Dataset excerpts
--- START ---

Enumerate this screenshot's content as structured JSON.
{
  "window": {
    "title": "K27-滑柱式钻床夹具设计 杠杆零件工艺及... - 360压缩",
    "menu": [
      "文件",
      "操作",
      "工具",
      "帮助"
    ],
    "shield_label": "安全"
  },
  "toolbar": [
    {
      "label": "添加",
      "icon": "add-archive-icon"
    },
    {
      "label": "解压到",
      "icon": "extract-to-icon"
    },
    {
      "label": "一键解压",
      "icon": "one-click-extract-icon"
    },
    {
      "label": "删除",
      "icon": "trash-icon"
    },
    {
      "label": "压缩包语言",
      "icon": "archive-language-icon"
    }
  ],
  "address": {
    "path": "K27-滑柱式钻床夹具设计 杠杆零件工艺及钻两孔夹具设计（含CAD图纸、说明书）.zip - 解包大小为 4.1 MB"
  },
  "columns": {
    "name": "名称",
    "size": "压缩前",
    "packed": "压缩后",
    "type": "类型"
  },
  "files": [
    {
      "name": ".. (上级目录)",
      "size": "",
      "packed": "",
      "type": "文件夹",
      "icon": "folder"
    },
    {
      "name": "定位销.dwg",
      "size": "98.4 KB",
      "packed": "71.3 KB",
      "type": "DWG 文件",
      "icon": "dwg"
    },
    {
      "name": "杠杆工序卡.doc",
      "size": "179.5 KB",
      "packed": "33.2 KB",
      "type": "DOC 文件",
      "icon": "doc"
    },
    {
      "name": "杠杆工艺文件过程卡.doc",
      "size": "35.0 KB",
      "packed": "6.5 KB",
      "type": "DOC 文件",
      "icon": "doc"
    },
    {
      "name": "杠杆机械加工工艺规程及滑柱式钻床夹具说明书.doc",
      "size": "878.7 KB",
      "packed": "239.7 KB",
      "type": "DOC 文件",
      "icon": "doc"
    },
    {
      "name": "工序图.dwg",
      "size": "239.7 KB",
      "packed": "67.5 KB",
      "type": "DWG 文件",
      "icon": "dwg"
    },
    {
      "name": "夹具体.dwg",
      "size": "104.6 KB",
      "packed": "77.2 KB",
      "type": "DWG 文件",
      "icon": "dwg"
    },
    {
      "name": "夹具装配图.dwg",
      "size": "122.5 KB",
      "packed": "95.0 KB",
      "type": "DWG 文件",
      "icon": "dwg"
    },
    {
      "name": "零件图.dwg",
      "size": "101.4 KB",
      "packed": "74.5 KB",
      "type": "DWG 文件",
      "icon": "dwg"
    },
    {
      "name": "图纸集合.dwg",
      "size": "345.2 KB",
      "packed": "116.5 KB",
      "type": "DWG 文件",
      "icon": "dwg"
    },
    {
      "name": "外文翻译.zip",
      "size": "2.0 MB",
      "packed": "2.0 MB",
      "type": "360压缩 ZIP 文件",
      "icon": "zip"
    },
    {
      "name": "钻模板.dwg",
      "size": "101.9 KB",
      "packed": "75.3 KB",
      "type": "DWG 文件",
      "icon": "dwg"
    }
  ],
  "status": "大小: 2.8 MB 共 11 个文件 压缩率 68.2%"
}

--- END ---

TO BE DONE
Copy every line of the records word for word.

WORKED ANSWER
Enumerate this screenshot's content as structured JSON.
{
  "window": {
    "title": "K27-滑柱式钻床夹具设计 杠杆零件工艺及... - 360压缩",
    "menu": [
      "文件",
      "操作",
      "工具",
      "帮助"
    ],
    "shield_label": "安全"
  },
  "toolbar": [
    {
      "label": "添加",
      "icon": "add-archive-icon"
    },
    {
      "label": "解压到",
      "icon": "extract-to-icon"
    },
    {
      "label": "一键解压",
      "icon": "one-click-extract-icon"
    },
    {
      "label": "删除",
      "icon": "trash-icon"
    },
    {
      "label": "压缩包语言",
      "icon": "archive-language-icon"
    }
  ],
  "address": {
    "path": "K27-滑柱式钻床夹具设计 杠杆零件工艺及钻两孔夹具设计（含CAD图纸、说明书）.zip - 解包大小为 4.1 MB"
  },
  "columns": {
    "name": "名称",
    "size": "压缩前",
    "packed": "压缩后",
    "type": "类型"
  },
  "files": [
    {
      "name": ".. (上级目录)",
      "size": "",
      "packed": "",
      "type": "文件夹",
      "icon": "folder"
    },
    {
      "name": "定位销.dwg",
      "size": "98.4 KB",
      "packed": "71.3 KB",
      "type": "DWG 文件",
      "icon": "dwg"
    },
    {
      "name": "杠杆工序卡.doc",
      "size": "179.5 KB",
      "packed": "33.2 KB",
      "type": "DOC 文件",
      "icon": "doc"
    },
    {
      "name": "杠杆工艺文件过程卡.doc",
      "size": "35.0 KB",
      "packed": "6.5 KB",
      "type": "DOC 文件",
      "icon": "doc"
    },
    {
      "name": "杠杆机械加工工艺规程及滑柱式钻床夹具说明书.doc",
      "size": "878.7 KB",
      "packed": "239.7 KB",
      "type": "DOC 文件",
      "icon": "doc"
    },
    {
      "name": "工序图.dwg",
      "size": "239.7 KB",
      "packed": "67.5 KB",
      "type": "DWG 文件",
      "icon": "dwg"
    },
    {
      "name": "夹具体.dwg",
      "size": "104.6 KB",
      "packed": "77.2 KB",
      "type": "DWG 文件",
      "icon": "dwg"
    },
    {
      "name": "夹具装配图.dwg",
      "size": "122.5 KB",
      "packed": "95.0 KB",
      "type": "DWG 文件",
      "icon": "dwg"
    },
    {
      "name": "零件图.dwg",
      "size": "101.4 KB",
      "packed": "74.5 KB",
      "type": "DWG 文件",
      "icon": "dwg"
    },
    {
      "name": "图纸集合.dwg",
      "size": "345.2 KB",
      "packed": "116.5 KB",
      "type": "DWG 文件",
      "icon": "dwg"
    },
    {
      "name": "外文翻译.zip",
      "size": "2.0 MB",
      "packed": "2.0 MB",
      "type": "360压缩 ZIP 文件",
      "icon": "zip"
    },
    {
      "name": "钻模板.dwg",
      "size": "101.9 KB",
      "packed": "75.3 KB",
      "type": "DWG 文件",
      "icon": "dwg"
    }
  ],
  "status": "大小: 2.8 MB 共 11 个文件 压缩率 68.2%"
}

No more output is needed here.